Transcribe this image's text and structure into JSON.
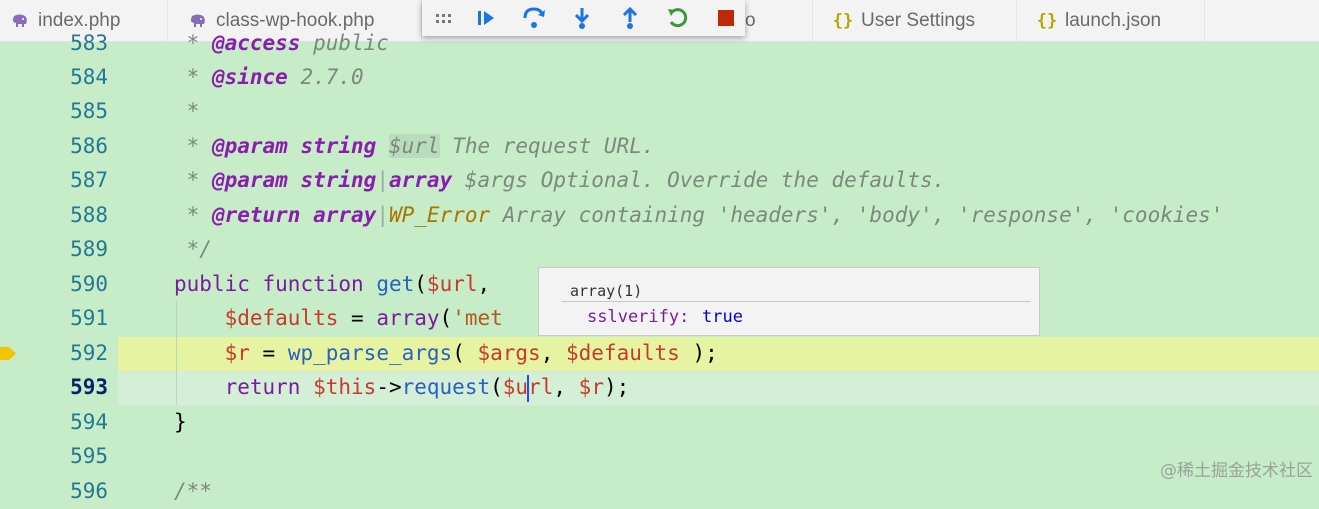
{
  "tabs": [
    {
      "label": "index.php",
      "icon": "php-elephant-icon"
    },
    {
      "label": "class-wp-hook.php",
      "icon": "php-elephant-icon"
    },
    {
      "label": "o",
      "icon": ""
    },
    {
      "label": "User Settings",
      "icon": "json-braces-icon"
    },
    {
      "label": "launch.json",
      "icon": "json-braces-icon"
    }
  ],
  "debug_toolbar": {
    "actions": [
      "continue",
      "step-over",
      "step-into",
      "step-out",
      "restart",
      "stop"
    ],
    "colors": {
      "blue": "#1a73e8",
      "green": "#3a9a3a",
      "red": "#c0280a"
    }
  },
  "lines": [
    {
      "num": "583",
      "text": " * @access public"
    },
    {
      "num": "584",
      "text": " * @since 2.7.0"
    },
    {
      "num": "585",
      "text": " *"
    },
    {
      "num": "586",
      "text": " * @param string $url The request URL."
    },
    {
      "num": "587",
      "text": " * @param string|array $args Optional. Override the defaults."
    },
    {
      "num": "588",
      "text": " * @return array|WP_Error Array containing 'headers', 'body', 'response', 'cookies'"
    },
    {
      "num": "589",
      "text": " */"
    },
    {
      "num": "590",
      "text": "public function get($url,"
    },
    {
      "num": "591",
      "text": "    $defaults = array('met"
    },
    {
      "num": "592",
      "text": "    $r = wp_parse_args( $args, $defaults );"
    },
    {
      "num": "593",
      "text": "    return $this->request($url, $r);"
    },
    {
      "num": "594",
      "text": "}"
    },
    {
      "num": "595",
      "text": ""
    },
    {
      "num": "596",
      "text": "/**"
    }
  ],
  "hover": {
    "title": "array(1)",
    "key": "sslverify:",
    "value": "true"
  },
  "watermark": "@稀土掘金技术社区"
}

### What needs to be done
Copy out each line exactly, without the pictures.

### Exercise response
Transcribe this image's text and structure into JSON.
{
  "tabs": [
    {
      "label": "index.php",
      "icon": "php-elephant-icon"
    },
    {
      "label": "class-wp-hook.php",
      "icon": "php-elephant-icon"
    },
    {
      "label": "o",
      "icon": ""
    },
    {
      "label": "User Settings",
      "icon": "json-braces-icon"
    },
    {
      "label": "launch.json",
      "icon": "json-braces-icon"
    }
  ],
  "debug_toolbar": {
    "actions": [
      "continue",
      "step-over",
      "step-into",
      "step-out",
      "restart",
      "stop"
    ],
    "colors": {
      "blue": "#1a73e8",
      "green": "#3a9a3a",
      "red": "#c0280a"
    }
  },
  "lines": [
    {
      "num": "583",
      "text": " * @access public"
    },
    {
      "num": "584",
      "text": " * @since 2.7.0"
    },
    {
      "num": "585",
      "text": " *"
    },
    {
      "num": "586",
      "text": " * @param string $url The request URL."
    },
    {
      "num": "587",
      "text": " * @param string|array $args Optional. Override the defaults."
    },
    {
      "num": "588",
      "text": " * @return array|WP_Error Array containing 'headers', 'body', 'response', 'cookies'"
    },
    {
      "num": "589",
      "text": " */"
    },
    {
      "num": "590",
      "text": "public function get($url,"
    },
    {
      "num": "591",
      "text": "    $defaults = array('met"
    },
    {
      "num": "592",
      "text": "    $r = wp_parse_args( $args, $defaults );"
    },
    {
      "num": "593",
      "text": "    return $this->request($url, $r);"
    },
    {
      "num": "594",
      "text": "}"
    },
    {
      "num": "595",
      "text": ""
    },
    {
      "num": "596",
      "text": "/**"
    }
  ],
  "hover": {
    "title": "array(1)",
    "key": "sslverify:",
    "value": "true"
  },
  "watermark": "@稀土掘金技术社区"
}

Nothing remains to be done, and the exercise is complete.